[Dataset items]
◇ ◇ ◇
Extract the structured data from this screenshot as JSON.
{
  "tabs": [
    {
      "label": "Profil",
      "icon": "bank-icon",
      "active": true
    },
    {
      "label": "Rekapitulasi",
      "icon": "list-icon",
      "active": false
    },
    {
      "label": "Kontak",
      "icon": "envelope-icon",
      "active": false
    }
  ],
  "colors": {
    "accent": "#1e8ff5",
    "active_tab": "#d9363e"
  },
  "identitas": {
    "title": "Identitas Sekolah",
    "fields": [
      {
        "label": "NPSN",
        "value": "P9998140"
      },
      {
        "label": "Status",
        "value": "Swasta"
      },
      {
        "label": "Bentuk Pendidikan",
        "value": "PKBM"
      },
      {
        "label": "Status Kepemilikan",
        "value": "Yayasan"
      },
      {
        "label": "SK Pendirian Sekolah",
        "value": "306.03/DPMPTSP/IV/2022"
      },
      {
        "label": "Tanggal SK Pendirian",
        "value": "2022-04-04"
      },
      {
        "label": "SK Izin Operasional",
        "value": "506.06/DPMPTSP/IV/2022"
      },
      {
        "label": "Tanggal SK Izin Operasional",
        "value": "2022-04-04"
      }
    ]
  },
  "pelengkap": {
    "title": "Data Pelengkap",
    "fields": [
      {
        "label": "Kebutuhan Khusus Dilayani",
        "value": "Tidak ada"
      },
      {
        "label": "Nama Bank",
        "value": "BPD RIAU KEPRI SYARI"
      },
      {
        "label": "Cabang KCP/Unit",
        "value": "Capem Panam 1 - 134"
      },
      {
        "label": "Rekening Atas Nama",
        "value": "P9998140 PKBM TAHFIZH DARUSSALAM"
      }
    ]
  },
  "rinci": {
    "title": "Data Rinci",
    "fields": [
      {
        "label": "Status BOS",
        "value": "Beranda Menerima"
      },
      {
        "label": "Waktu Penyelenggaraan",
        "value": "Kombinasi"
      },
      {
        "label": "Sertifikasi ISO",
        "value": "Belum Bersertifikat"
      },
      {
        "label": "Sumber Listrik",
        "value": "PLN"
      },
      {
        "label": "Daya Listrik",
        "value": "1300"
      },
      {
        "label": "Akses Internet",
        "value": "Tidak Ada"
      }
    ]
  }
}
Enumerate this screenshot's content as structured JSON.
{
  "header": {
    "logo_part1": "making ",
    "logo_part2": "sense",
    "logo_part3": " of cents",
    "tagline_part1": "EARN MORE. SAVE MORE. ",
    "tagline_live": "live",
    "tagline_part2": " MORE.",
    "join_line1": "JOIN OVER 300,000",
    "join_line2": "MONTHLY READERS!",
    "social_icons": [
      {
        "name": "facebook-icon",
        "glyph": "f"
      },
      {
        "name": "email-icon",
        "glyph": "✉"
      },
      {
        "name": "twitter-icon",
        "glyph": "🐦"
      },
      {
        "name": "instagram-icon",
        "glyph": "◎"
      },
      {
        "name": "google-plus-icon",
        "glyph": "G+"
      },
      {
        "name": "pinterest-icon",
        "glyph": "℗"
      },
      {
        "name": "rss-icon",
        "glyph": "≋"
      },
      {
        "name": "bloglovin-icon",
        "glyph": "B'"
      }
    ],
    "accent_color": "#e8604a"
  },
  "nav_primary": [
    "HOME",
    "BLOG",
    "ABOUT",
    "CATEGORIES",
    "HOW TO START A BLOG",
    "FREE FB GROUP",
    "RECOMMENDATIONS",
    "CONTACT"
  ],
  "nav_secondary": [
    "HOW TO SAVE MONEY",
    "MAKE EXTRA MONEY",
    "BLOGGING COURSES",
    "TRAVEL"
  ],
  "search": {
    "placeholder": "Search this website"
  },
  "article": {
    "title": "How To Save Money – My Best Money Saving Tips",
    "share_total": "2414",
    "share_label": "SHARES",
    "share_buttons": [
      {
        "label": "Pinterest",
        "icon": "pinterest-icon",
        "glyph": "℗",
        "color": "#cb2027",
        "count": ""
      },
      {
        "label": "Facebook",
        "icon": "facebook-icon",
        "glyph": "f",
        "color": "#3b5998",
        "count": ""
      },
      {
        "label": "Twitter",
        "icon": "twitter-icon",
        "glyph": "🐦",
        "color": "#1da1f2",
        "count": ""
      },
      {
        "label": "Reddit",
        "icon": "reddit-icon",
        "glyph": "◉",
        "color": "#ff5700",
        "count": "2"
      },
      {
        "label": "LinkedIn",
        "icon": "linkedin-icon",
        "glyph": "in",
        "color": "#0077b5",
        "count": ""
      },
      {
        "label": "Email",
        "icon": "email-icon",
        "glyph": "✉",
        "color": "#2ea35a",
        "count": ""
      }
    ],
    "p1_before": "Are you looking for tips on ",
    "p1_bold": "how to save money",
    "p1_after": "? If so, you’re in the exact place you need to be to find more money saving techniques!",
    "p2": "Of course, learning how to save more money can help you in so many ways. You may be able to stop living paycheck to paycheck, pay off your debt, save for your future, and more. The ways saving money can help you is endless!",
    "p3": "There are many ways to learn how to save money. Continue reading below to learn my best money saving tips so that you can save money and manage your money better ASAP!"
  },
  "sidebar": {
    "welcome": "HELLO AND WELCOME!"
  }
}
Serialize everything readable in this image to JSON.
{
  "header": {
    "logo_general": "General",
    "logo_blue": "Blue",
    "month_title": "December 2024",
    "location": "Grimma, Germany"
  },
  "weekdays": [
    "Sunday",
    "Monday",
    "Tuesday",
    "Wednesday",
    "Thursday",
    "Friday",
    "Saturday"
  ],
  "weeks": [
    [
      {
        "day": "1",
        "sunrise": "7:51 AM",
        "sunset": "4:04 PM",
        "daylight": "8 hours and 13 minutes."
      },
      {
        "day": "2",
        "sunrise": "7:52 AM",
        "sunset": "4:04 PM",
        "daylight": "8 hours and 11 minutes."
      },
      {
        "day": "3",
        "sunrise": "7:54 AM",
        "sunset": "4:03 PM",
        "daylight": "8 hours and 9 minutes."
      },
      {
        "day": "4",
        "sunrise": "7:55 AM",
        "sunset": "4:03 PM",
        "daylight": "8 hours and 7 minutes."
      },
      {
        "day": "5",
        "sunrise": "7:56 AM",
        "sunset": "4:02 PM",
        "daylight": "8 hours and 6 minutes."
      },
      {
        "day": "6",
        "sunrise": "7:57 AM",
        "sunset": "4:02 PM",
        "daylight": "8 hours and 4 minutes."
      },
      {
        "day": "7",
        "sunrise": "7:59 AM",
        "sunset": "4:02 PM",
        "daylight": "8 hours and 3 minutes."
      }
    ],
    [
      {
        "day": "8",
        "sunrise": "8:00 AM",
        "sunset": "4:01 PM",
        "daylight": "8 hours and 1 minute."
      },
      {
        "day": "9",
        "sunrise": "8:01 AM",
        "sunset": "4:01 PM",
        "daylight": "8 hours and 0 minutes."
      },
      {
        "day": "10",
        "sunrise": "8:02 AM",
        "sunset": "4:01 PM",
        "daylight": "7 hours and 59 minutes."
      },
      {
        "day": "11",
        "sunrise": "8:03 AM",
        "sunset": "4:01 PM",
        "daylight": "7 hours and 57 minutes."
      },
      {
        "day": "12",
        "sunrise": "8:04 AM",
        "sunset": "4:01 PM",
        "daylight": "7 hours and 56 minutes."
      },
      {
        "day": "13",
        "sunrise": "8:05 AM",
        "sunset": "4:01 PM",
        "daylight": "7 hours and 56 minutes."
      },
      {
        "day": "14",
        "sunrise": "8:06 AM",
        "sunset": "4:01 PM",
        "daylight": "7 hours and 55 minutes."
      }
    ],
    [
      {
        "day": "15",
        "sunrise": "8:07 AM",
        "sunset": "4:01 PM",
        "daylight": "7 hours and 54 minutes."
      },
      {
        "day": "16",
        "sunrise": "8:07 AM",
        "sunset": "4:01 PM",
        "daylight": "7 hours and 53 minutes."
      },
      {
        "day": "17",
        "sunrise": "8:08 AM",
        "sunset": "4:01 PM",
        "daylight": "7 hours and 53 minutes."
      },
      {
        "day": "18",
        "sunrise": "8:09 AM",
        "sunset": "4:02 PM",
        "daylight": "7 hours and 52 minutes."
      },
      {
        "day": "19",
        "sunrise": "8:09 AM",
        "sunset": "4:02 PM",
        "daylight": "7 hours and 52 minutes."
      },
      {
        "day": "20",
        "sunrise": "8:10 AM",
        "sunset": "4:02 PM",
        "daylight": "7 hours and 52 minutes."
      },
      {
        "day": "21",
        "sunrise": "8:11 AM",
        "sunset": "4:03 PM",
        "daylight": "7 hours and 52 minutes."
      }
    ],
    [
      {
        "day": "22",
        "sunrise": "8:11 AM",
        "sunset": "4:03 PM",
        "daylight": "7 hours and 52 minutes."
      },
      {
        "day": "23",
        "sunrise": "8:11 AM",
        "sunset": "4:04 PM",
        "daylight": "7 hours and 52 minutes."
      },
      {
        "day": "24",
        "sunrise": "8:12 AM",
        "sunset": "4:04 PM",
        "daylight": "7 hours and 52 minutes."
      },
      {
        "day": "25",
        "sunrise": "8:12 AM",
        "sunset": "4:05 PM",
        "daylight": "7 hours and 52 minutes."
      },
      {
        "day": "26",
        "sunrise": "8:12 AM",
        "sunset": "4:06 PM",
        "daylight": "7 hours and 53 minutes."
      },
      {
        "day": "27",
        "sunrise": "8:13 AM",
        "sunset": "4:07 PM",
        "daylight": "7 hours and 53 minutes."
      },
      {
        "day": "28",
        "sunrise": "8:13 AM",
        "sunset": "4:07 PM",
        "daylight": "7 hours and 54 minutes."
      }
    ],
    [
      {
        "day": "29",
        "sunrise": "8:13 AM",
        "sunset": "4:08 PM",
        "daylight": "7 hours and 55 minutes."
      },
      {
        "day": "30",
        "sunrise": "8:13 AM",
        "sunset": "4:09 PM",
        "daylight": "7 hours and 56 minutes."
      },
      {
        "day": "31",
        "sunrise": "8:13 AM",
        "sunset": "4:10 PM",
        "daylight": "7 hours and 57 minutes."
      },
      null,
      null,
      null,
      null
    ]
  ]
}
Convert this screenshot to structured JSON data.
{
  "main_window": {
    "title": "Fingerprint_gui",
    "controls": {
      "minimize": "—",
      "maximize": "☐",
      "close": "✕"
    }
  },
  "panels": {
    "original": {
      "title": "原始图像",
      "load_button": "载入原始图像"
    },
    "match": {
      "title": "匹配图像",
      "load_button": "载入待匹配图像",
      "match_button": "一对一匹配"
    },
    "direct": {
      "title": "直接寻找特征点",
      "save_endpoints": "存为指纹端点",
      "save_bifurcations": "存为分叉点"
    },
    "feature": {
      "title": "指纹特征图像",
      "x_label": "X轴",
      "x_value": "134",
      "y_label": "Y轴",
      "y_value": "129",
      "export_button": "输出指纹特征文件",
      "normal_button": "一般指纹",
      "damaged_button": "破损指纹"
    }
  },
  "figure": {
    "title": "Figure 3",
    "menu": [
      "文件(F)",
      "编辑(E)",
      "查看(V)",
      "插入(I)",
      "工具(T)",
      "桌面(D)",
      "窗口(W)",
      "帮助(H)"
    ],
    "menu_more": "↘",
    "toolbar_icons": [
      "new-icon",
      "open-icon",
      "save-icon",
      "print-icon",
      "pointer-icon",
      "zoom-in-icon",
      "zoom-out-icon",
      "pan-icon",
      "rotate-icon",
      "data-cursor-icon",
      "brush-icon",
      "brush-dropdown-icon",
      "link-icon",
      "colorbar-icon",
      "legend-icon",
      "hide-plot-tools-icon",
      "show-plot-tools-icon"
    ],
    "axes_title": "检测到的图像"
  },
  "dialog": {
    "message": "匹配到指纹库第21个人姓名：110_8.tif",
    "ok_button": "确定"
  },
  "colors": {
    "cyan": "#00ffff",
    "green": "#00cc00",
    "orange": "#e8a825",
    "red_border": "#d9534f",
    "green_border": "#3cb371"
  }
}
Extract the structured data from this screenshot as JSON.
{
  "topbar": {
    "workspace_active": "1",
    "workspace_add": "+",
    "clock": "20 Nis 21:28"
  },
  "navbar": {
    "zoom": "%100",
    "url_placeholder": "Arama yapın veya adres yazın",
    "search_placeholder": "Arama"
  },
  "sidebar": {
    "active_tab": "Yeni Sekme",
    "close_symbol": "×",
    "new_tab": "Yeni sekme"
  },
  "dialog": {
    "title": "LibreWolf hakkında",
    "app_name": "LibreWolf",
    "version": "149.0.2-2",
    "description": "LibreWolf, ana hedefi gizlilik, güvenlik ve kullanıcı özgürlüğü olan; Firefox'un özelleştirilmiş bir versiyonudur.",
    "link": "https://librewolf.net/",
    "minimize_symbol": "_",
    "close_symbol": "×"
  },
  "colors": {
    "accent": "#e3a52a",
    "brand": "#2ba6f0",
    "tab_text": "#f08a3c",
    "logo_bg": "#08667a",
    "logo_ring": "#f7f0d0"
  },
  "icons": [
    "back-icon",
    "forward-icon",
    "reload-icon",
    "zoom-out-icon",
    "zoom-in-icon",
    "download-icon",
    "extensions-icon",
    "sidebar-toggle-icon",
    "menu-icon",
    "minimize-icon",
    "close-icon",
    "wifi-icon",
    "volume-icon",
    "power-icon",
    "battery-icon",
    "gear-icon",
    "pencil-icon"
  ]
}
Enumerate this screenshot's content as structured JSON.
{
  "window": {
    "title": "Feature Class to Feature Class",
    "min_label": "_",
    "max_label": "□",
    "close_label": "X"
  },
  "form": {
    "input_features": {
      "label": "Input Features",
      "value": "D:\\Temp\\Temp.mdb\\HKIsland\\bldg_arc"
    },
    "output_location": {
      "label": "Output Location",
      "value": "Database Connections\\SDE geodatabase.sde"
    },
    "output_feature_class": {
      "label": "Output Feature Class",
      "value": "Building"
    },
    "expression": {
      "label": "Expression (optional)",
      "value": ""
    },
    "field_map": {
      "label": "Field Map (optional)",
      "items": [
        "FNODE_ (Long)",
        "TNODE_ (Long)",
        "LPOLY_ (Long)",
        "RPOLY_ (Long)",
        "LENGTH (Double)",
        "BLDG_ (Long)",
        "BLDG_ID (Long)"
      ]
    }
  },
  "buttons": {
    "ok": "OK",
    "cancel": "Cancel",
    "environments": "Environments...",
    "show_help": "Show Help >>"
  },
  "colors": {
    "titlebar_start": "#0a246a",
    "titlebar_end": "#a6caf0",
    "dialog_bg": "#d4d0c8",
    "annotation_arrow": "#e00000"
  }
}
◇ ◇ ◇
EXERCISE REQUIREMENTS:
Pick out and copy every line that contains the word "tools".

PROBLEM SOLUTION:
      "hide-plot-tools-icon",
      "show-plot-tools-icon"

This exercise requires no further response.